:: YOUR GOAL ::
How many lines in the data below include the word "tick"? Respond with the number, nothing more.

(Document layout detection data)

Segment Open

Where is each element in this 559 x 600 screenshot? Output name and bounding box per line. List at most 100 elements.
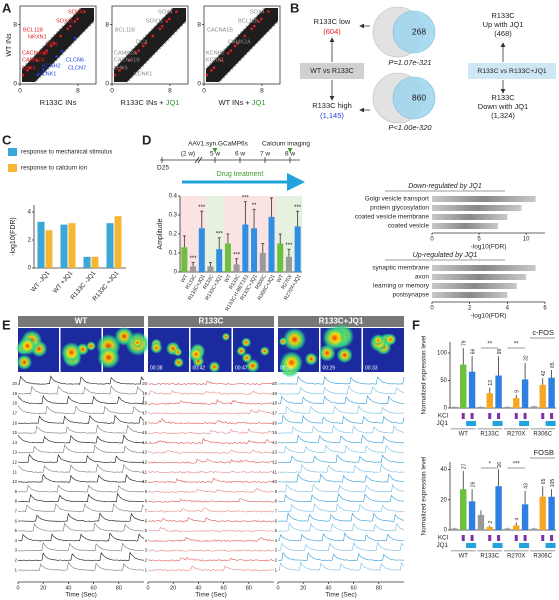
bar: [83, 256, 91, 268]
highlight-point: [36, 73, 40, 77]
term-label: protein glycosylation: [370, 205, 429, 212]
highlight-point: [229, 49, 232, 52]
x-tick-label: 5: [477, 237, 481, 243]
significance: **: [487, 342, 492, 348]
jq1-marker: [492, 543, 503, 548]
gene-label: LHX6: [114, 65, 128, 71]
kcl-marker: [470, 535, 474, 541]
term-label: synaptic membrane: [372, 265, 429, 272]
panel-letter: A: [2, 0, 12, 15]
trace-number: 6: [275, 518, 278, 523]
calcium-trace: [17, 424, 145, 434]
panel-letter: F: [412, 317, 420, 332]
trace-number: 11: [143, 469, 148, 474]
highlight-point: [28, 66, 32, 70]
x-axis-label-drug: JQ1: [166, 98, 180, 107]
significance: ***: [190, 256, 198, 262]
guide-line: [19, 5, 83, 71]
p-value: P<1.00e-320: [388, 123, 432, 132]
x-tick-label: 60: [351, 585, 357, 591]
significance: *: [489, 462, 492, 468]
row-label: JQ1: [436, 542, 448, 549]
calcium-trace: [147, 477, 275, 484]
gene-label: LHX6: [22, 65, 36, 71]
x-axis-label-text: R133C INs: [40, 98, 77, 107]
n-label: 42: [541, 371, 547, 377]
calcium-trace: [278, 532, 405, 542]
kcl-marker: [497, 535, 501, 541]
calcium-trace: [147, 565, 275, 572]
point-cloud: [114, 8, 186, 82]
bar: [539, 496, 546, 530]
highlight-point: [120, 66, 124, 70]
gene-label: CACNA1B: [207, 27, 233, 33]
bar: [495, 486, 502, 530]
y-tick-label: 2: [28, 238, 32, 244]
bar: [521, 504, 529, 530]
highlight-point: [253, 24, 256, 28]
n-label: 32: [523, 355, 529, 361]
x-tick-label: 0: [202, 88, 206, 95]
guide-line: [33, 19, 97, 85]
kcl-marker: [514, 413, 518, 419]
trace-number: 10: [272, 479, 277, 484]
heatmap-blob: [279, 337, 288, 346]
calcium-trace: [147, 437, 275, 444]
bar: [432, 214, 508, 220]
jq1-marker: [545, 421, 556, 426]
list-title: Up-regulated by JQ1: [413, 252, 478, 259]
timestamp: 00:38: [150, 365, 163, 371]
trace-number: 3: [145, 548, 148, 553]
gene-label: KCNH2: [42, 63, 61, 69]
group-bar: [450, 428, 476, 430]
point-cloud: [22, 8, 94, 82]
group-count: (468): [494, 29, 512, 38]
trace-number: 19: [272, 391, 277, 396]
group-bar: [477, 550, 503, 552]
bar: [190, 266, 197, 272]
significance: ***: [216, 231, 224, 237]
bar: [268, 216, 275, 272]
trace-number: 4: [275, 538, 278, 543]
x-tick-label: 20: [170, 585, 176, 591]
bar: [460, 489, 467, 530]
heatmap-blob: [241, 337, 252, 348]
group-bar: [503, 550, 529, 552]
bar: [548, 377, 555, 408]
x-axis-label: Time (Sec): [325, 592, 357, 599]
calcium-trace: [17, 434, 145, 444]
calcium-trace: [147, 497, 275, 503]
n-label: 66: [470, 349, 476, 355]
jq1-marker: [466, 421, 477, 426]
term-label: axon: [415, 274, 429, 281]
jq1-marker: [519, 543, 530, 548]
calcium-trace: [17, 532, 145, 542]
venn-circle: [392, 10, 436, 54]
trace-number: 13: [272, 450, 277, 455]
gene-label: CAMK2A: [114, 50, 137, 56]
bar: [432, 223, 498, 229]
group-title: WT: [75, 317, 88, 326]
bar: [432, 274, 527, 280]
bar: [432, 283, 517, 289]
calcium-trace: [147, 517, 275, 523]
timeline-label: 8 w: [285, 151, 295, 158]
bar: [432, 205, 522, 211]
highlight-point: [210, 69, 213, 72]
gene-label: NRXN1: [28, 34, 47, 40]
trace-number: 2: [145, 558, 148, 563]
gene-label: CACNA1B: [22, 50, 48, 56]
highlight-point: [168, 17, 171, 21]
timeline-label: 5 w: [210, 151, 220, 158]
highlight-point: [73, 20, 77, 23]
timeline-event: Calcium imaging: [262, 141, 310, 148]
highlight-point: [158, 27, 162, 31]
gene-label: KCNK1: [134, 71, 152, 77]
term-label: coated vesicle membrane: [355, 214, 429, 221]
comparison-box: [300, 63, 364, 79]
group-bar: [477, 428, 503, 430]
row-label: JQ1: [436, 420, 448, 427]
trace-number: 4: [15, 538, 18, 543]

Segment Closed

:: ANSWER TO THE EXERCISE ::
5